Given data
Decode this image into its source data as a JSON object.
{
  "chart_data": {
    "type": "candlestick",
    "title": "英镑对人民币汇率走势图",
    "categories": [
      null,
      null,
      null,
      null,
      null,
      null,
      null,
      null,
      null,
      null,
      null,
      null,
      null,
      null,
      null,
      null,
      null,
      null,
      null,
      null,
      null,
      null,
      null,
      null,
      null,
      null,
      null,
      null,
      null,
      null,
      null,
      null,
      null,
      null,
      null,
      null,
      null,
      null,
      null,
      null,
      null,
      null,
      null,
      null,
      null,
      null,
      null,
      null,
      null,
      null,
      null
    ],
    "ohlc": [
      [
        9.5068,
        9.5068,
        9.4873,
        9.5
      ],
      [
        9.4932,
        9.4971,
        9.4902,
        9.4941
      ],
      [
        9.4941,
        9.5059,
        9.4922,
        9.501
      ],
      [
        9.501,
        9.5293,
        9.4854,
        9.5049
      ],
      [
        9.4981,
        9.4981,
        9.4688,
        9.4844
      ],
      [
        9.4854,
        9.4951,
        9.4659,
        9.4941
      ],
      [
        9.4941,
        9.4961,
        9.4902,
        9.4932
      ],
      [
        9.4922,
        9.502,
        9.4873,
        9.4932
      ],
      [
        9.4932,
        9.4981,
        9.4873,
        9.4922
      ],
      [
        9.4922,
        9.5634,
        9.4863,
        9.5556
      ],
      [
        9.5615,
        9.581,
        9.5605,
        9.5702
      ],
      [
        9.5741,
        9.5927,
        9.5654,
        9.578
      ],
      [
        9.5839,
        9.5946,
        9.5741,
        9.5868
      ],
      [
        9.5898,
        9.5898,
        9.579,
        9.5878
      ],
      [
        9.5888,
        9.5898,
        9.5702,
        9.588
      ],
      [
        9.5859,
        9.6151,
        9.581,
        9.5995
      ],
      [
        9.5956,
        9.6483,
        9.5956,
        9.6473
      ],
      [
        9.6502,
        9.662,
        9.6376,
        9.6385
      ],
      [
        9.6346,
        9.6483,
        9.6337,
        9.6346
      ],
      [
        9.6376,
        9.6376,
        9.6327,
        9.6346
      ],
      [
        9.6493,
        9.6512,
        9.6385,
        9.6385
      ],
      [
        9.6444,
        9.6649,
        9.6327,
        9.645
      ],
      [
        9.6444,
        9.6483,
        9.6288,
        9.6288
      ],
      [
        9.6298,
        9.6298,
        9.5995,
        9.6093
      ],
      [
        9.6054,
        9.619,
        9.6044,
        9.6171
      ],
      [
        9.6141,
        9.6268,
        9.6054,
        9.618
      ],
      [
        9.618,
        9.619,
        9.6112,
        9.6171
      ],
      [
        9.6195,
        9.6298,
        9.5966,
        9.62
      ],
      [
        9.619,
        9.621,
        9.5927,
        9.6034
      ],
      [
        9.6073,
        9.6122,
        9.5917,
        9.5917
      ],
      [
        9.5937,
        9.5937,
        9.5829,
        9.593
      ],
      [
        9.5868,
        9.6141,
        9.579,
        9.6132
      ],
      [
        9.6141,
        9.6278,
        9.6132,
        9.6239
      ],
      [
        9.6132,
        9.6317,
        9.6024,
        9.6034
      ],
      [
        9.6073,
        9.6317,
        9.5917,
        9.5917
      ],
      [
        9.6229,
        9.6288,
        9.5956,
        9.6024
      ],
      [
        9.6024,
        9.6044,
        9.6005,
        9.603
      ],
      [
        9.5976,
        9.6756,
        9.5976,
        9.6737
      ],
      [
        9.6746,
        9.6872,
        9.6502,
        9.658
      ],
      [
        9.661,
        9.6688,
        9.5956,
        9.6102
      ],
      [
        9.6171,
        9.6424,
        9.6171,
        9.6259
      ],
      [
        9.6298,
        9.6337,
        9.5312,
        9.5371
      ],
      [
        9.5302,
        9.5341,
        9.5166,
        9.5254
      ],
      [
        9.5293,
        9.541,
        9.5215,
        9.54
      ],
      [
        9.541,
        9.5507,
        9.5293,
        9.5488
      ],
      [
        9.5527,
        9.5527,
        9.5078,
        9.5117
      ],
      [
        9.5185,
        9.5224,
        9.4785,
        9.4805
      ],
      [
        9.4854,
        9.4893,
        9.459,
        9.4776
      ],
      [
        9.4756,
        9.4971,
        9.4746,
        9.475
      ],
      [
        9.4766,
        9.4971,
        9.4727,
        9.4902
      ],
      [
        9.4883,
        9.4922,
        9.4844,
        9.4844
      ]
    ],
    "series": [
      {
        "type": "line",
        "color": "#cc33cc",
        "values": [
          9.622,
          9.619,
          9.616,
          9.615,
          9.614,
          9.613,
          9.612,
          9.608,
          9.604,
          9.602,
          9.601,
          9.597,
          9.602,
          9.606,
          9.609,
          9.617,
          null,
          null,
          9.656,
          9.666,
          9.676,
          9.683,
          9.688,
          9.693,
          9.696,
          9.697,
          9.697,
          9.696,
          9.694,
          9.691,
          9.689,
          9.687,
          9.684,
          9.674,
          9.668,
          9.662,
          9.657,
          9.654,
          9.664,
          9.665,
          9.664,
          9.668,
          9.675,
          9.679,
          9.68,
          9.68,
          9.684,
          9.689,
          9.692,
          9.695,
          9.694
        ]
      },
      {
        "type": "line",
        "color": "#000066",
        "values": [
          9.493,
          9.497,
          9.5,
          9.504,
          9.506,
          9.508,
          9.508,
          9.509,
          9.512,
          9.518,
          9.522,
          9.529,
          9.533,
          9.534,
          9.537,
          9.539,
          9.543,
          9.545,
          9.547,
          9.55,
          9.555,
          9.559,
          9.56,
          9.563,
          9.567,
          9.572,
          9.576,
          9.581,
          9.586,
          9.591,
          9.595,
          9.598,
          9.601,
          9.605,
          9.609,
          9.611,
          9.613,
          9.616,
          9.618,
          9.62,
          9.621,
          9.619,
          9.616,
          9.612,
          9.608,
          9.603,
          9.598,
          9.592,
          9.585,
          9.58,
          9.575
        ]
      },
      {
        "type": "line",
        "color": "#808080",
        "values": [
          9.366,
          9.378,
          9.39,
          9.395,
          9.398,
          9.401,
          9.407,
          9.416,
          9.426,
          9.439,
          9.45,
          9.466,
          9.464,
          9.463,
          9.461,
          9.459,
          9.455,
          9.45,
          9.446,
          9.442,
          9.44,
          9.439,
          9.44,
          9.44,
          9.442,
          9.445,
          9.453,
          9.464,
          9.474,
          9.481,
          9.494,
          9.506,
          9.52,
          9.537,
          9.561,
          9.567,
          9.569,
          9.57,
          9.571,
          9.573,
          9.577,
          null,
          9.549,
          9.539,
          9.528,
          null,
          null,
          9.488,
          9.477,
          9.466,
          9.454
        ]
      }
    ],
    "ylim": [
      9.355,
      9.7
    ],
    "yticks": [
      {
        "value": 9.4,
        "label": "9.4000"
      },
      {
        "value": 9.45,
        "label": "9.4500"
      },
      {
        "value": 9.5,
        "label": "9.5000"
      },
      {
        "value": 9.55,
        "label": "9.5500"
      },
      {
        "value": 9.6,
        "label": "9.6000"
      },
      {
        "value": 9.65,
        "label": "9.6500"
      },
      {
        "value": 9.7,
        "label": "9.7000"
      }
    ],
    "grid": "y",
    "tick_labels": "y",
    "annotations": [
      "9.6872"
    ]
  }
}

Required task
Report the number of lines of the listing above that hold the string "color", with no other text.

Final answer
3